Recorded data
========
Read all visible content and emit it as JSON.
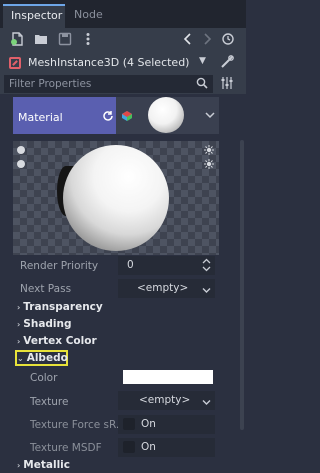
{
  "tabs": {
    "inspector": "Inspector",
    "node": "Node"
  },
  "object": {
    "label": "MeshInstance3D (4 Selected)"
  },
  "filter": {
    "placeholder": "Filter Properties"
  },
  "material": {
    "label": "Material"
  },
  "props": {
    "render_priority": {
      "label": "Render Priority",
      "value": "0"
    },
    "next_pass": {
      "label": "Next Pass",
      "value": "<empty>"
    },
    "transparency": "Transparency",
    "shading": "Shading",
    "vertex_color": "Vertex Color",
    "albedo": "Albedo",
    "color": {
      "label": "Color",
      "value": "#ffffff"
    },
    "texture": {
      "label": "Texture",
      "value": "<empty>"
    },
    "texture_force_srgb": {
      "label": "Texture Force sR...",
      "value": "On"
    },
    "texture_msdf": {
      "label": "Texture MSDF",
      "value": "On"
    },
    "metallic": "Metallic"
  },
  "colors": {
    "accent": "#6ea6e8",
    "material_header": "#5a5fb0",
    "highlight": "#e8e23a"
  }
}
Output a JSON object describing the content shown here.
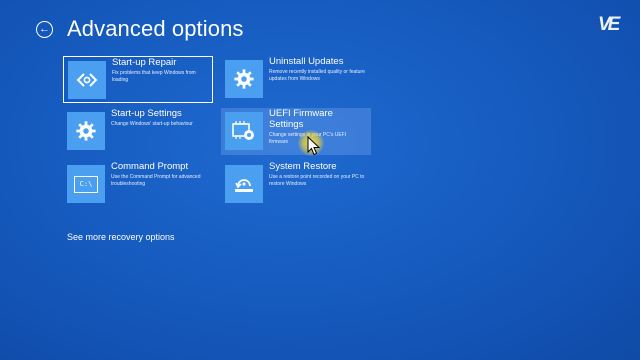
{
  "header": {
    "back_icon": "back-arrow-icon",
    "title": "Advanced options"
  },
  "brand": {
    "logo_text": "VE"
  },
  "tiles": [
    {
      "name": "Start-up Repair",
      "description": "Fix problems that keep Windows from loading",
      "icon": "code-brackets-icon"
    },
    {
      "name": "Uninstall Updates",
      "description": "Remove recently installed quality or feature updates from Windows",
      "icon": "gear-icon"
    },
    {
      "name": "Start-up Settings",
      "description": "Change Windows' start-up behaviour",
      "icon": "gear-icon"
    },
    {
      "name": "UEFI Firmware Settings",
      "description": "Change settings in your PC's UEFI firmware",
      "icon": "chip-gear-icon"
    },
    {
      "name": "Command Prompt",
      "description": "Use the Command Prompt for advanced troubleshooting",
      "icon": "command-prompt-icon",
      "icon_text": "C:\\"
    },
    {
      "name": "System Restore",
      "description": "Use a restore point recorded on your PC to restore Windows",
      "icon": "restore-icon"
    }
  ],
  "footer": {
    "more_link": "See more recovery options"
  },
  "colors": {
    "background": "#1559bd",
    "icon_tile": "#4a9ff0",
    "cursor_highlight": "#ffe23c"
  }
}
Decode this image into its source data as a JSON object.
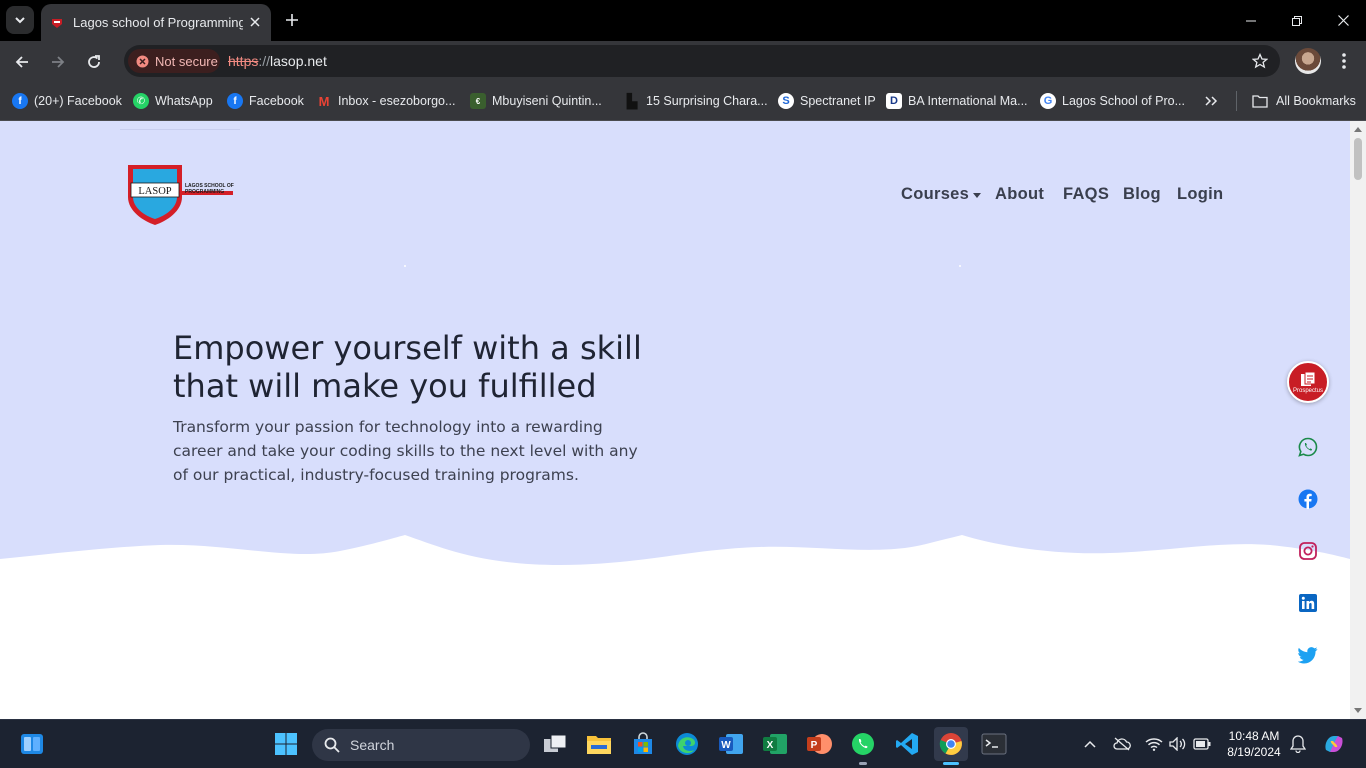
{
  "browser": {
    "tab_title": "Lagos school of Programming |",
    "security_label": "Not secure",
    "url_scheme": "https",
    "url_sep": "://",
    "url_host": "lasop.net"
  },
  "bookmarks": [
    {
      "label": "(20+) Facebook",
      "icon": "facebook-icon",
      "color": "#1877f2"
    },
    {
      "label": "WhatsApp",
      "icon": "whatsapp-icon",
      "color": "#25d366"
    },
    {
      "label": "Facebook",
      "icon": "facebook-icon",
      "color": "#1877f2"
    },
    {
      "label": "Inbox - esezoborgo...",
      "icon": "gmail-icon",
      "color": "#ea4335"
    },
    {
      "label": "Mbuyiseni Quintin...",
      "icon": "epa-icon",
      "color": "#2e7d32"
    },
    {
      "label": "15 Surprising Chara...",
      "icon": "site-icon",
      "color": "#111111"
    },
    {
      "label": "Spectranet IP",
      "icon": "spectranet-icon",
      "color": "#1e66d6"
    },
    {
      "label": "BA International Ma...",
      "icon": "d-icon",
      "color": "#ffffff"
    },
    {
      "label": "Lagos School of Pro...",
      "icon": "google-icon",
      "color": "#4285f4"
    }
  ],
  "all_bookmarks_label": "All Bookmarks",
  "site": {
    "logo_text": "LASOP",
    "logo_subtext_1": "LAGOS SCHOOL OF",
    "logo_subtext_2": "PROGRAMMING",
    "nav": {
      "courses": "Courses",
      "about": "About",
      "faqs": "FAQS",
      "blog": "Blog",
      "login": "Login"
    },
    "headline": "Empower yourself with a skill that will make you fulfilled",
    "subtext": "Transform your passion for technology into a rewarding career and take your coding skills to the next level with any of our practical, industry-focused training programs.",
    "prospectus_label": "Prospectus"
  },
  "taskbar": {
    "search_placeholder": "Search",
    "time": "10:48 AM",
    "date": "8/19/2024"
  }
}
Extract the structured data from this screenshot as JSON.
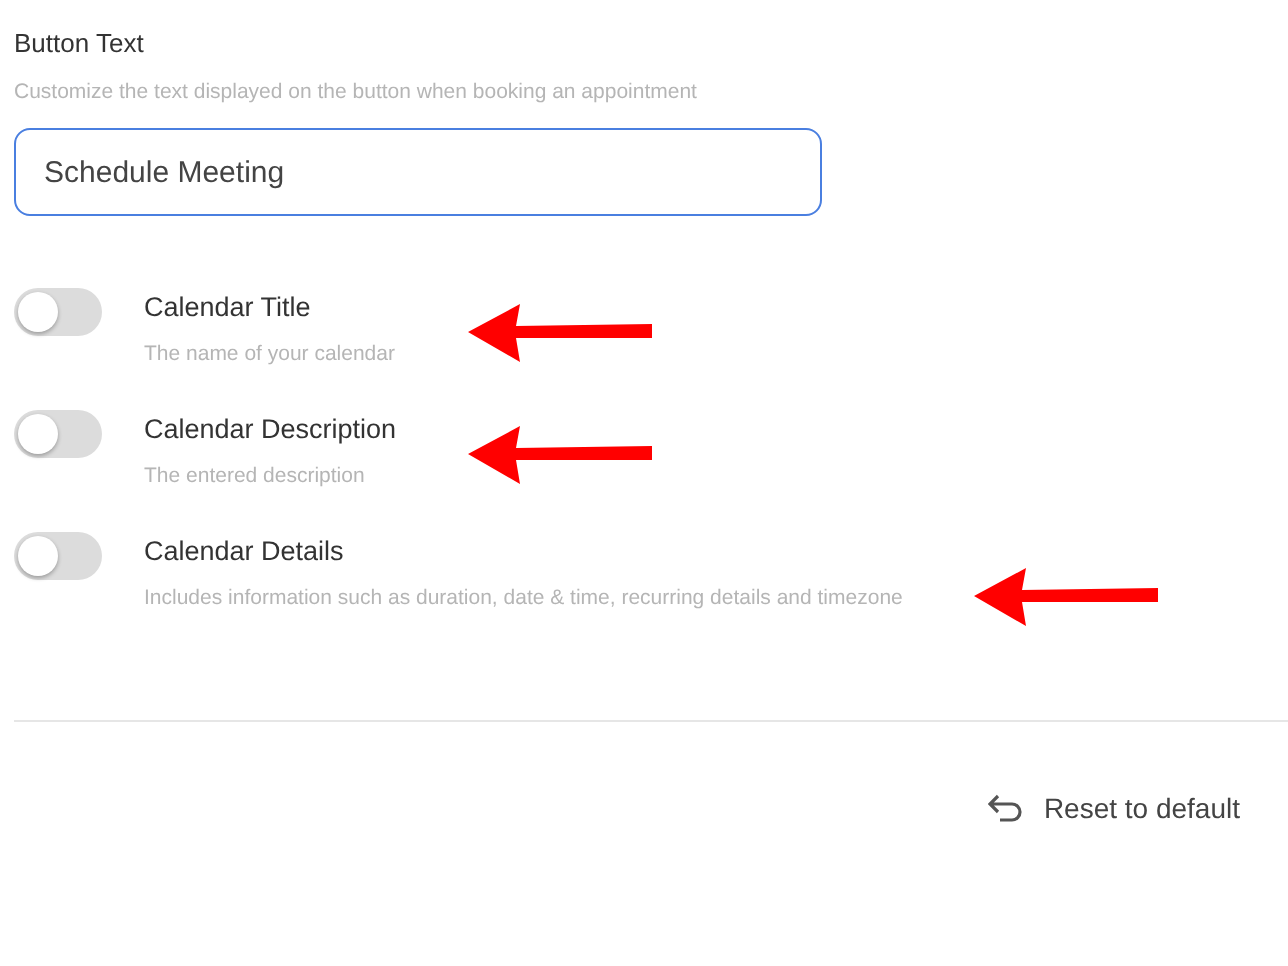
{
  "button_text": {
    "label": "Button Text",
    "description": "Customize the text displayed on the button when booking an appointment",
    "value": "Schedule Meeting"
  },
  "options": [
    {
      "title": "Calendar Title",
      "description": "The name of your calendar",
      "on": false,
      "annotated": true
    },
    {
      "title": "Calendar Description",
      "description": "The entered description",
      "on": false,
      "annotated": true
    },
    {
      "title": "Calendar Details",
      "description": "Includes information such as duration, date & time, recurring details and timezone",
      "on": false,
      "annotated": true
    }
  ],
  "reset_button": "Reset to default"
}
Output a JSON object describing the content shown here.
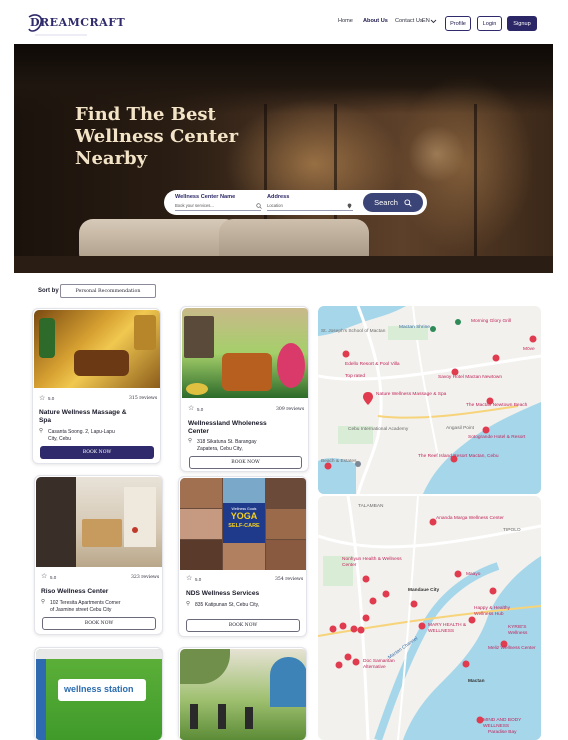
========
#### Instruction
Skipping the pictures, transcribe each line above exactly as it appears.

#### Worked solution
Read all visible content and emit it as JSON.
{
  "tabs": {
    "inspector": "Inspector",
    "node": "Node"
  },
  "object": {
    "label": "MeshInstance3D (4 Selected)"
  },
  "filter": {
    "placeholder": "Filter Properties"
  },
  "material": {
    "label": "Material"
  },
  "props": {
    "render_priority": {
      "label": "Render Priority",
      "value": "0"
    },
    "next_pass": {
      "label": "Next Pass",
      "value": "<empty>"
    },
    "transparency": "Transparency",
    "shading": "Shading",
    "vertex_color": "Vertex Color",
    "albedo": "Albedo",
    "color": {
      "label": "Color",
      "value": "#ffffff"
    },
    "texture": {
      "label": "Texture",
      "value": "<empty>"
    },
    "texture_force_srgb": {
      "label": "Texture Force sR...",
      "value": "On"
    },
    "texture_msdf": {
      "label": "Texture MSDF",
      "value": "On"
    },
    "metallic": "Metallic"
  },
  "colors": {
    "accent": "#6ea6e8",
    "material_header": "#5a5fb0",
    "highlight": "#e8e23a"
  }
}
Output a JSON object describing the content shown here.
{
  "header": {
    "back_icon": "back-arrow-icon",
    "title": "Advanced options"
  },
  "brand": {
    "logo_text": "VE"
  },
  "tiles": [
    {
      "name": "Start-up Repair",
      "description": "Fix problems that keep Windows from loading",
      "icon": "code-brackets-icon"
    },
    {
      "name": "Uninstall Updates",
      "description": "Remove recently installed quality or feature updates from Windows",
      "icon": "gear-icon"
    },
    {
      "name": "Start-up Settings",
      "description": "Change Windows' start-up behaviour",
      "icon": "gear-icon"
    },
    {
      "name": "UEFI Firmware Settings",
      "description": "Change settings in your PC's UEFI firmware",
      "icon": "chip-gear-icon"
    },
    {
      "name": "Command Prompt",
      "description": "Use the Command Prompt for advanced troubleshooting",
      "icon": "command-prompt-icon",
      "icon_text": "C:\\"
    },
    {
      "name": "System Restore",
      "description": "Use a restore point recorded on your PC to restore Windows",
      "icon": "restore-icon"
    }
  ],
  "footer": {
    "more_link": "See more recovery options"
  },
  "colors": {
    "background": "#1559bd",
    "icon_tile": "#4a9ff0",
    "cursor_highlight": "#ffe23c"
  }
}
Decode this image into its source data as a JSON object.
{
  "browser": {
    "tab_title": "Lagos school of Programming |",
    "security_label": "Not secure",
    "url_scheme": "https",
    "url_sep": "://",
    "url_host": "lasop.net"
  },
  "bookmarks": [
    {
      "label": "(20+) Facebook",
      "icon": "facebook-icon",
      "color": "#1877f2"
    },
    {
      "label": "WhatsApp",
      "icon": "whatsapp-icon",
      "color": "#25d366"
    },
    {
      "label": "Facebook",
      "icon": "facebook-icon",
      "color": "#1877f2"
    },
    {
      "label": "Inbox - esezoborgo...",
      "icon": "gmail-icon",
      "color": "#ea4335"
    },
    {
      "label": "Mbuyiseni Quintin...",
      "icon": "epa-icon",
      "color": "#2e7d32"
    },
    {
      "label": "15 Surprising Chara...",
      "icon": "site-icon",
      "color": "#111111"
    },
    {
      "label": "Spectranet IP",
      "icon": "spectranet-icon",
      "color": "#1e66d6"
    },
    {
      "label": "BA International Ma...",
      "icon": "d-icon",
      "color": "#ffffff"
    },
    {
      "label": "Lagos School of Pro...",
      "icon": "google-icon",
      "color": "#4285f4"
    }
  ],
  "all_bookmarks_label": "All Bookmarks",
  "site": {
    "logo_text": "LASOP",
    "logo_subtext_1": "LAGOS SCHOOL OF",
    "logo_subtext_2": "PROGRAMMING",
    "nav": {
      "courses": "Courses",
      "about": "About",
      "faqs": "FAQS",
      "blog": "Blog",
      "login": "Login"
    },
    "headline": "Empower yourself with a skill that will make you fulfilled",
    "subtext": "Transform your passion for technology into a rewarding career and take your coding skills to the next level with any of our practical, industry-focused training programs.",
    "prospectus_label": "Prospectus"
  },
  "taskbar": {
    "search_placeholder": "Search",
    "time": "10:48 AM",
    "date": "8/19/2024"
  }
}
Extract the structured data from this screenshot as JSON.
{
  "button_text": {
    "label": "Button Text",
    "description": "Customize the text displayed on the button when booking an appointment",
    "value": "Schedule Meeting"
  },
  "options": [
    {
      "title": "Calendar Title",
      "description": "The name of your calendar",
      "on": false,
      "annotated": true
    },
    {
      "title": "Calendar Description",
      "description": "The entered description",
      "on": false,
      "annotated": true
    },
    {
      "title": "Calendar Details",
      "description": "Includes information such as duration, date & time, recurring details and timezone",
      "on": false,
      "annotated": true
    }
  ],
  "reset_button": "Reset to default"
}
Output a JSON object describing the content shown here.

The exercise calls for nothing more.